Rewrite the data in full, swapping every occurrence of "interactable" for "clickable" and leaving everything else unchanged. Omit the pictures from your answer.

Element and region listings
^^^^^^^^^^^^^^^^

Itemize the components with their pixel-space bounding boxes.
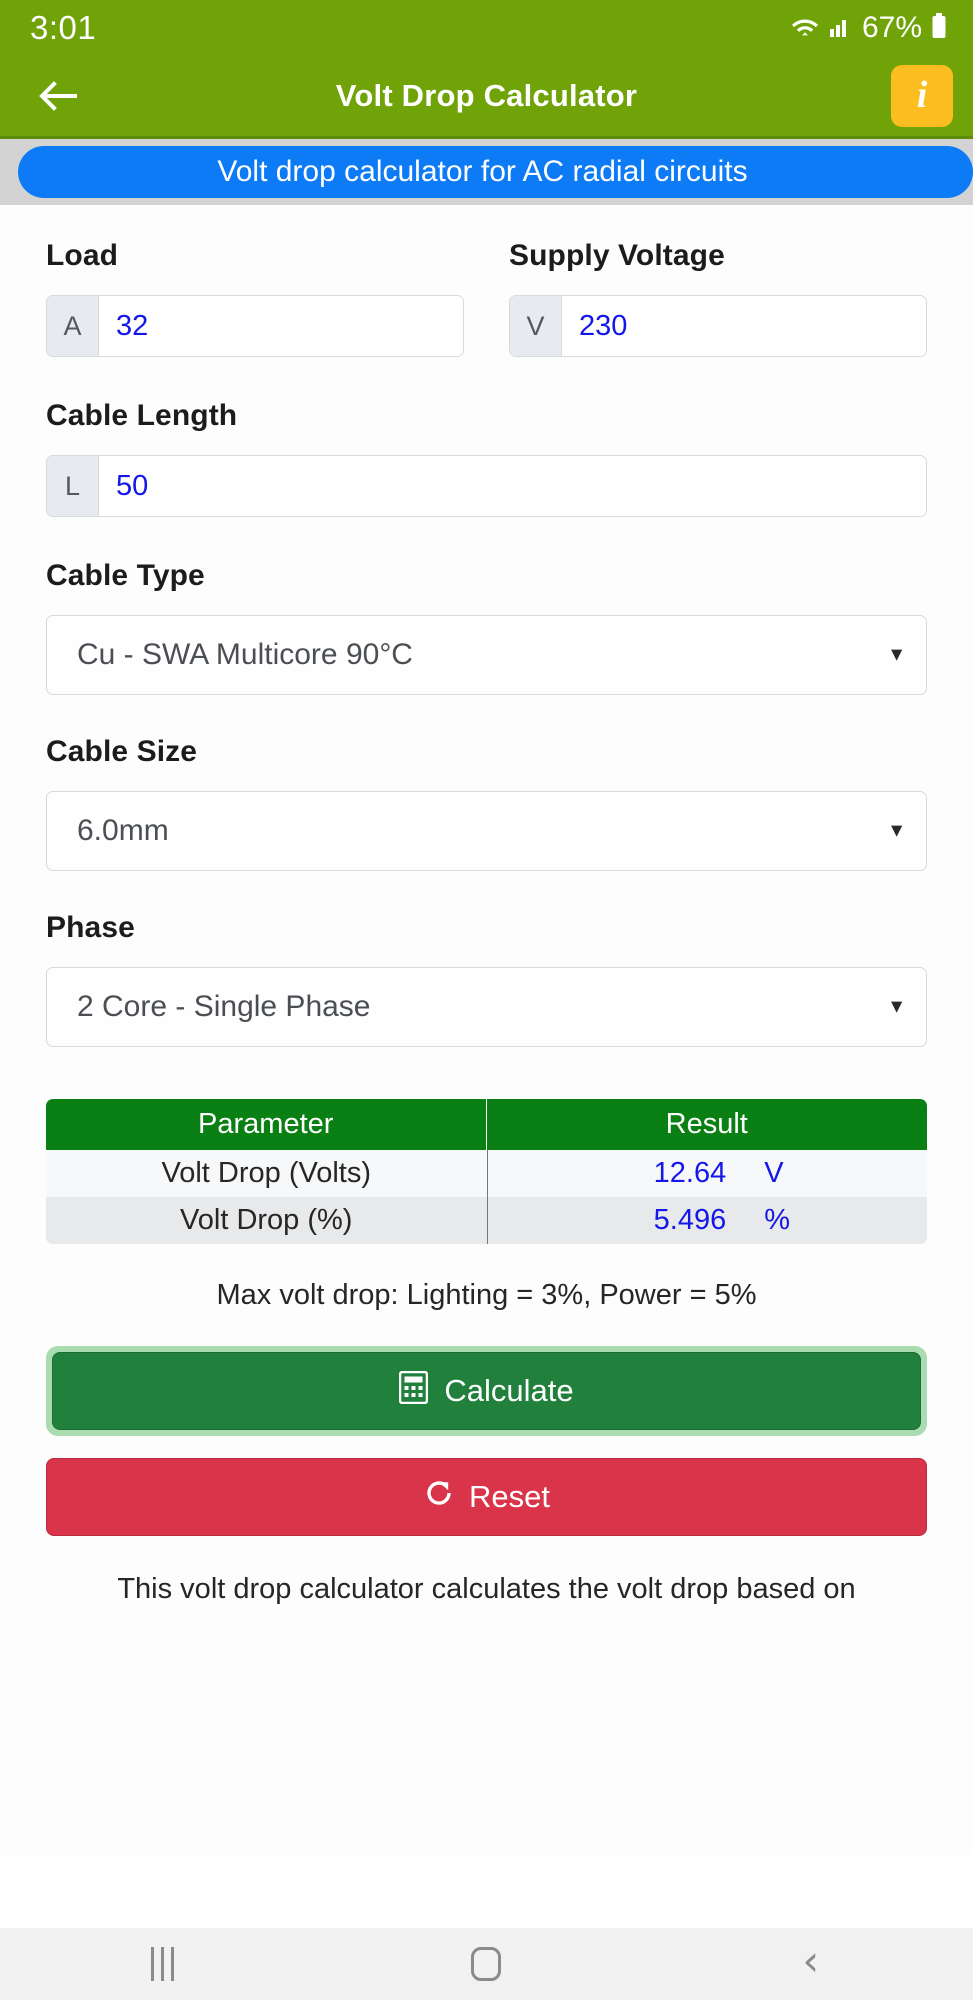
result-cell: 12.64 V [486, 1150, 927, 1197]
recents-icon [150, 1947, 174, 1981]
max-volt-drop-note: Max volt drop: Lighting = 3%, Power = 5% [216, 1279, 757, 1311]
subtitle-banner: Volt drop calculator for AC radial circu… [18, 146, 973, 198]
status-time: 3:01 [30, 9, 97, 46]
back-arrow-icon[interactable] [30, 66, 90, 126]
table-header-result: Result [486, 1099, 927, 1150]
battery-icon [931, 12, 947, 44]
info-icon: i [916, 74, 928, 116]
description-text: This volt drop calculator calculates the… [117, 1573, 856, 1605]
field-supply-voltage: Supply Voltage V 230 [509, 239, 927, 357]
field-cable-size: Cable Size 6.0mm ▼ [46, 735, 927, 871]
cellular-signal-icon [829, 14, 853, 43]
chevron-down-icon: ▼ [887, 644, 906, 666]
load-unit-prefix: A [47, 296, 99, 356]
page-title: Volt Drop Calculator [335, 78, 638, 113]
result-cell: 5.496 % [486, 1197, 927, 1244]
banner-container: Volt drop calculator for AC radial circu… [0, 139, 973, 205]
label-phase: Phase [46, 911, 135, 944]
chevron-down-icon: ▼ [887, 996, 906, 1018]
row-load-voltage: Load A 32 Supply Voltage V 230 [46, 239, 927, 357]
result-parameter-label: Volt Drop (Volts) [46, 1150, 487, 1197]
supply-voltage-input-group[interactable]: V 230 [509, 295, 927, 357]
back-button[interactable]: ‹ [751, 1928, 871, 2000]
label-supply-voltage: Supply Voltage [509, 239, 725, 272]
cable-length-input-group[interactable]: L 50 [46, 455, 927, 517]
home-icon [471, 1947, 502, 1981]
table-row: Volt Drop (Volts) 12.64 V [46, 1150, 927, 1197]
refresh-icon [423, 1477, 455, 1517]
result-value: 5.496 [653, 1204, 727, 1236]
back-chevron-icon: ‹ [802, 1936, 820, 1985]
label-cable-length: Cable Length [46, 399, 238, 432]
cable-size-value: 6.0mm [77, 814, 169, 847]
phone-screen: 3:01 67% Volt Drop Calculator i Volt dro… [0, 0, 973, 2000]
supply-voltage-unit-prefix: V [510, 296, 562, 356]
supply-voltage-input[interactable]: 230 [562, 296, 926, 356]
load-input-group[interactable]: A 32 [46, 295, 464, 357]
label-cable-size: Cable Size [46, 735, 198, 768]
field-cable-type: Cable Type Cu - SWA Multicore 90°C ▼ [46, 559, 927, 695]
calculator-icon [399, 1370, 429, 1412]
scroll-fade-overlay [0, 1838, 973, 1928]
status-bar: 3:01 67% [0, 0, 973, 56]
status-icons: 67% [790, 11, 947, 45]
phase-select[interactable]: 2 Core - Single Phase ▼ [46, 967, 927, 1047]
cable-type-select[interactable]: Cu - SWA Multicore 90°C ▼ [46, 615, 927, 695]
field-phase: Phase 2 Core - Single Phase ▼ [46, 911, 927, 1047]
label-cable-type: Cable Type [46, 559, 205, 592]
calculate-button[interactable]: Calculate [52, 1352, 921, 1430]
form-content: Load A 32 Supply Voltage V 230 Cable Len… [0, 205, 973, 1928]
table-header-parameter: Parameter [46, 1099, 487, 1150]
table-header-row: Parameter Result [46, 1099, 927, 1150]
info-button[interactable]: i [891, 65, 953, 127]
battery-percent-label: 67% [861, 11, 922, 44]
cable-length-input[interactable]: 50 [99, 456, 926, 516]
field-cable-length: Cable Length L 50 [46, 399, 927, 517]
calculate-button-label: Calculate [444, 1373, 574, 1408]
field-load: Load A 32 [46, 239, 464, 357]
app-bar: Volt Drop Calculator i [0, 56, 973, 139]
cable-type-value: Cu - SWA Multicore 90°C [77, 638, 413, 671]
calculate-focus-ring: Calculate [46, 1346, 927, 1436]
chevron-down-icon: ▼ [887, 820, 906, 842]
android-nav-bar: ‹ [0, 1928, 973, 2000]
phase-value: 2 Core - Single Phase [77, 990, 371, 1023]
result-parameter-label: Volt Drop (%) [46, 1197, 487, 1244]
reset-button-label: Reset [469, 1479, 550, 1514]
results-table: Parameter Result Volt Drop (Volts) 12.64… [46, 1099, 927, 1244]
label-load: Load [46, 239, 119, 272]
cable-length-unit-prefix: L [47, 456, 99, 516]
table-row: Volt Drop (%) 5.496 % [46, 1197, 927, 1244]
result-value: 12.64 [653, 1157, 727, 1189]
wifi-icon [790, 14, 820, 43]
reset-button[interactable]: Reset [46, 1458, 927, 1536]
cable-size-select[interactable]: 6.0mm ▼ [46, 791, 927, 871]
recents-button[interactable] [102, 1928, 222, 2000]
home-button[interactable] [426, 1928, 546, 2000]
result-unit: V [764, 1157, 784, 1189]
load-input[interactable]: 32 [99, 296, 463, 356]
result-unit: % [764, 1204, 791, 1236]
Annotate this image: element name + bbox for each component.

^^^^^^^^^^^^^^^^

Complete output:
Itemize the components with their pixel-space bounding boxes.
result-cell: 12.64 V [486, 1150, 927, 1197]
recents-icon [150, 1947, 174, 1981]
max-volt-drop-note: Max volt drop: Lighting = 3%, Power = 5% [216, 1279, 757, 1311]
subtitle-banner: Volt drop calculator for AC radial circu… [18, 146, 973, 198]
status-time: 3:01 [30, 9, 97, 46]
back-arrow-icon[clickable] [30, 66, 90, 126]
table-header-result: Result [486, 1099, 927, 1150]
battery-icon [931, 12, 947, 44]
info-icon: i [916, 74, 928, 116]
description-text: This volt drop calculator calculates the… [117, 1573, 856, 1605]
field-supply-voltage: Supply Voltage V 230 [509, 239, 927, 357]
field-cable-size: Cable Size 6.0mm ▼ [46, 735, 927, 871]
cellular-signal-icon [829, 14, 853, 43]
chevron-down-icon: ▼ [887, 644, 906, 666]
load-unit-prefix: A [47, 296, 99, 356]
page-title: Volt Drop Calculator [335, 78, 638, 113]
result-cell: 5.496 % [486, 1197, 927, 1244]
banner-container: Volt drop calculator for AC radial circu… [0, 139, 973, 205]
label-phase: Phase [46, 911, 135, 944]
chevron-down-icon: ▼ [887, 996, 906, 1018]
row-load-voltage: Load A 32 Supply Voltage V 230 [46, 239, 927, 357]
result-parameter-label: Volt Drop (Volts) [46, 1150, 487, 1197]
supply-voltage-input-group[clickable]: V 230 [509, 295, 927, 357]
back-button[clickable]: ‹ [751, 1928, 871, 2000]
label-supply-voltage: Supply Voltage [509, 239, 725, 272]
cable-length-input-group[clickable]: L 50 [46, 455, 927, 517]
home-icon [471, 1947, 502, 1981]
table-row: Volt Drop (Volts) 12.64 V [46, 1150, 927, 1197]
refresh-icon [423, 1477, 455, 1517]
result-value: 5.496 [653, 1204, 727, 1236]
back-chevron-icon: ‹ [802, 1936, 820, 1985]
label-cable-length: Cable Length [46, 399, 238, 432]
cable-size-value: 6.0mm [77, 814, 169, 847]
phone-screen: 3:01 67% Volt Drop Calculator i Volt dro… [0, 0, 973, 2000]
supply-voltage-unit-prefix: V [510, 296, 562, 356]
supply-voltage-input[clickable]: 230 [562, 296, 926, 356]
load-input-group[clickable]: A 32 [46, 295, 464, 357]
label-cable-size: Cable Size [46, 735, 198, 768]
field-cable-type: Cable Type Cu - SWA Multicore 90°C ▼ [46, 559, 927, 695]
calculator-icon [399, 1370, 429, 1412]
scroll-fade-overlay [0, 1838, 973, 1928]
status-bar: 3:01 67% [0, 0, 973, 56]
status-icons: 67% [790, 11, 947, 45]
phase-select[clickable]: 2 Core - Single Phase ▼ [46, 967, 927, 1047]
cable-type-select[clickable]: Cu - SWA Multicore 90°C ▼ [46, 615, 927, 695]
field-phase: Phase 2 Core - Single Phase ▼ [46, 911, 927, 1047]
label-cable-type: Cable Type [46, 559, 205, 592]
calculate-button[clickable]: Calculate [52, 1352, 921, 1430]
form-content: Load A 32 Supply Voltage V 230 Cable Len… [0, 205, 973, 1928]
table-header-parameter: Parameter [46, 1099, 487, 1150]
table-header-row: Parameter Result [46, 1099, 927, 1150]
info-button[clickable]: i [891, 65, 953, 127]
battery-percent-label: 67% [861, 11, 922, 44]
cable-length-input[clickable]: 50 [99, 456, 926, 516]
field-cable-length: Cable Length L 50 [46, 399, 927, 517]
calculate-button-label: Calculate [444, 1373, 574, 1408]
field-load: Load A 32 [46, 239, 464, 357]
app-bar: Volt Drop Calculator i [0, 56, 973, 139]
cable-type-value: Cu - SWA Multicore 90°C [77, 638, 413, 671]
calculate-focus-ring: Calculate [46, 1346, 927, 1436]
chevron-down-icon: ▼ [887, 820, 906, 842]
android-nav-bar: ‹ [0, 1928, 973, 2000]
phase-value: 2 Core - Single Phase [77, 990, 371, 1023]
result-parameter-label: Volt Drop (%) [46, 1197, 487, 1244]
reset-button-label: Reset [469, 1479, 550, 1514]
results-table: Parameter Result Volt Drop (Volts) 12.64… [46, 1099, 927, 1244]
label-load: Load [46, 239, 119, 272]
cable-length-unit-prefix: L [47, 456, 99, 516]
table-row: Volt Drop (%) 5.496 % [46, 1197, 927, 1244]
result-value: 12.64 [653, 1157, 727, 1189]
wifi-icon [790, 14, 820, 43]
reset-button[clickable]: Reset [46, 1458, 927, 1536]
cable-size-select[clickable]: 6.0mm ▼ [46, 791, 927, 871]
recents-button[clickable] [102, 1928, 222, 2000]
home-button[clickable] [426, 1928, 546, 2000]
result-unit: V [764, 1157, 784, 1189]
load-input[clickable]: 32 [99, 296, 463, 356]
result-unit: % [764, 1204, 791, 1236]
Annotate this image: element name + bbox for each component.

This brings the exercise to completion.